## Task requirements
Copy every entry word for word, but skip the pictures.

•••••

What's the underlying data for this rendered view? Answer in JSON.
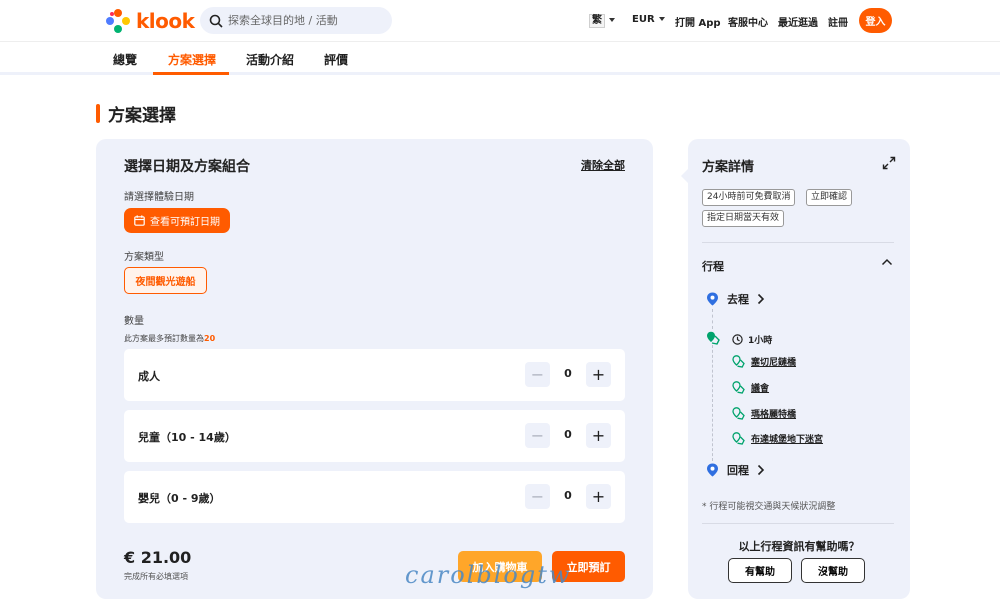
{
  "header": {
    "logo_text": "klook",
    "search_placeholder": "探索全球目的地 / 活動",
    "lang": "繁",
    "currency": "EUR",
    "open_app": "打開 App",
    "help_center": "客服中心",
    "recently_viewed": "最近逛過",
    "signup": "註冊",
    "login": "登入",
    "brand_color": "#ff5b00"
  },
  "tabs": [
    {
      "label": "總覽"
    },
    {
      "label": "方案選擇",
      "active": true
    },
    {
      "label": "活動介紹"
    },
    {
      "label": "評價"
    }
  ],
  "section_title": "方案選擇",
  "booking": {
    "title": "選擇日期及方案組合",
    "clear_all": "清除全部",
    "date_label": "請選擇體驗日期",
    "date_button": "查看可預訂日期",
    "package_type_label": "方案類型",
    "package_option": "夜間觀光遊船",
    "quantity_label": "數量",
    "max_note_prefix": "此方案最多預訂數量為",
    "max_note_value": "20",
    "rows": [
      {
        "label": "成人",
        "value": "0"
      },
      {
        "label": "兒童（10 - 14歲）",
        "value": "0"
      },
      {
        "label": "嬰兒（0 - 9歲）",
        "value": "0"
      }
    ],
    "price": "€ 21.00",
    "price_note": "完成所有必填選項",
    "add_to_cart": "加入購物車",
    "book_now": "立即預訂"
  },
  "watermark": "carolblogtw",
  "details": {
    "title": "方案詳情",
    "tags": [
      "24小時前可免費取消",
      "立即確認",
      "指定日期當天有效"
    ],
    "itinerary_title": "行程",
    "departure": "去程",
    "duration": "1小時",
    "points": [
      "塞切尼鏈橋",
      "議會",
      "瑪格麗特橋",
      "布達城堡地下迷宮"
    ],
    "return": "回程",
    "note": "* 行程可能視交通與天候狀況調整",
    "helpful_question": "以上行程資訊有幫助嗎？",
    "yes": "有幫助",
    "no": "沒幫助"
  }
}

•••••

## In response
What's the underlying data for this rendered view? Answer in JSON.
{
  "header": {
    "logo_text": "klook",
    "search_placeholder": "探索全球目的地 / 活動",
    "lang": "繁",
    "currency": "EUR",
    "open_app": "打開 App",
    "help_center": "客服中心",
    "recently_viewed": "最近逛過",
    "signup": "註冊",
    "login": "登入",
    "brand_color": "#ff5b00"
  },
  "tabs": [
    {
      "label": "總覽"
    },
    {
      "label": "方案選擇",
      "active": true
    },
    {
      "label": "活動介紹"
    },
    {
      "label": "評價"
    }
  ],
  "section_title": "方案選擇",
  "booking": {
    "title": "選擇日期及方案組合",
    "clear_all": "清除全部",
    "date_label": "請選擇體驗日期",
    "date_button": "查看可預訂日期",
    "package_type_label": "方案類型",
    "package_option": "夜間觀光遊船",
    "quantity_label": "數量",
    "max_note_prefix": "此方案最多預訂數量為",
    "max_note_value": "20",
    "rows": [
      {
        "label": "成人",
        "value": "0"
      },
      {
        "label": "兒童（10 - 14歲）",
        "value": "0"
      },
      {
        "label": "嬰兒（0 - 9歲）",
        "value": "0"
      }
    ],
    "price": "€ 21.00",
    "price_note": "完成所有必填選項",
    "add_to_cart": "加入購物車",
    "book_now": "立即預訂"
  },
  "watermark": "carolblogtw",
  "details": {
    "title": "方案詳情",
    "tags": [
      "24小時前可免費取消",
      "立即確認",
      "指定日期當天有效"
    ],
    "itinerary_title": "行程",
    "departure": "去程",
    "duration": "1小時",
    "points": [
      "塞切尼鏈橋",
      "議會",
      "瑪格麗特橋",
      "布達城堡地下迷宮"
    ],
    "return": "回程",
    "note": "* 行程可能視交通與天候狀況調整",
    "helpful_question": "以上行程資訊有幫助嗎？",
    "yes": "有幫助",
    "no": "沒幫助"
  }
}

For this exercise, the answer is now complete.